[begin PROVIDED RECORDS]

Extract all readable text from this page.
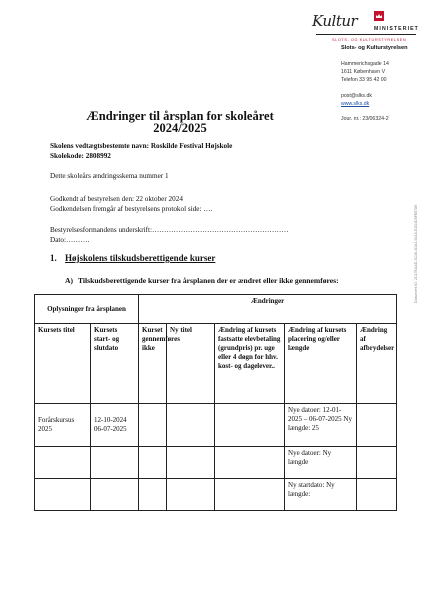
Kultur	MINISTERIET
SLOTS- OG KULTURSTYRELSEN
Slots- og Kulturstyrelsen
Hammerichsgade 14
1611 København V
Telefon 33 95 42 00
post@slks.dk
www.slks.dk
Jour. nr.: 23/06324-2
Dokument ID: 2C17EAAD-3C36-4DA4-924A-E2D4D5FB5789
Ændringer til årsplan for skoleåret
2024/2025
Skolens vedtægtsbestemte navn: Roskilde Festival Højskole
Skolekode: 2808992
Dette skoleårs ændringsskema nummer 1
Godkendt af bestyrelsen den: 22 oktober 2024
Godkendelsen fremgår af bestyrelsens protokol side: ….
Bestyrelsesformandens underskrift:…………………………………………………
Dato:……….
1. Højskolens tilskudsberettigende kurser
A) Tilskudsberettigende kurser fra årsplanen der er ændret eller ikke gennemføres:
Oplysninger fra årsplanen		Ændringer				
Kursets titel	Kursets start- og slutdato	Kurset gennemføres ikke	Ny titel	Ændring af kursets fastsatte elevbetaling (grundpris) pr. uge eller 4 døgn for hhv. kost- og dagelever..	Ændring af kursets placering og/eller længde	Ændring af afbrydelser
Forårskursus 2025	12-10-2024 06-07-2025				Nye datoer: 12-01-2025 – 06-07-2025 Ny længde: 25	
					Nye datoer: Ny længde	
					Ny startdato: Ny længde:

[end PROVIDED RECORDS]

▶ _STATED EXERCISE_: Repeat the material verbatim. Do not carry over any picture.

▶ _SOLUTION BELOW_:
Extract all readable text from this page.
Kultur	MINISTERIET
SLOTS- OG KULTURSTYRELSEN
Slots- og Kulturstyrelsen
Hammerichsgade 14
1611 København V
Telefon 33 95 42 00
post@slks.dk
www.slks.dk
Jour. nr.: 23/06324-2
Dokument ID: 2C17EAAD-3C36-4DA4-924A-E2D4D5FB5789
Ændringer til årsplan for skoleåret
2024/2025
Skolens vedtægtsbestemte navn: Roskilde Festival Højskole
Skolekode: 2808992
Dette skoleårs ændringsskema nummer 1
Godkendt af bestyrelsen den: 22 oktober 2024
Godkendelsen fremgår af bestyrelsens protokol side: ….
Bestyrelsesformandens underskrift:…………………………………………………
Dato:……….
1. Højskolens tilskudsberettigende kurser
A) Tilskudsberettigende kurser fra årsplanen der er ændret eller ikke gennemføres:
Oplysninger fra årsplanen		Ændringer				
Kursets titel	Kursets start- og slutdato	Kurset gennemføres ikke	Ny titel	Ændring af kursets fastsatte elevbetaling (grundpris) pr. uge eller 4 døgn for hhv. kost- og dagelever..	Ændring af kursets placering og/eller længde	Ændring af afbrydelser
Forårskursus 2025	12-10-2024 06-07-2025				Nye datoer: 12-01-2025 – 06-07-2025 Ny længde: 25	
					Nye datoer: Ny længde	
					Ny startdato: Ny længde:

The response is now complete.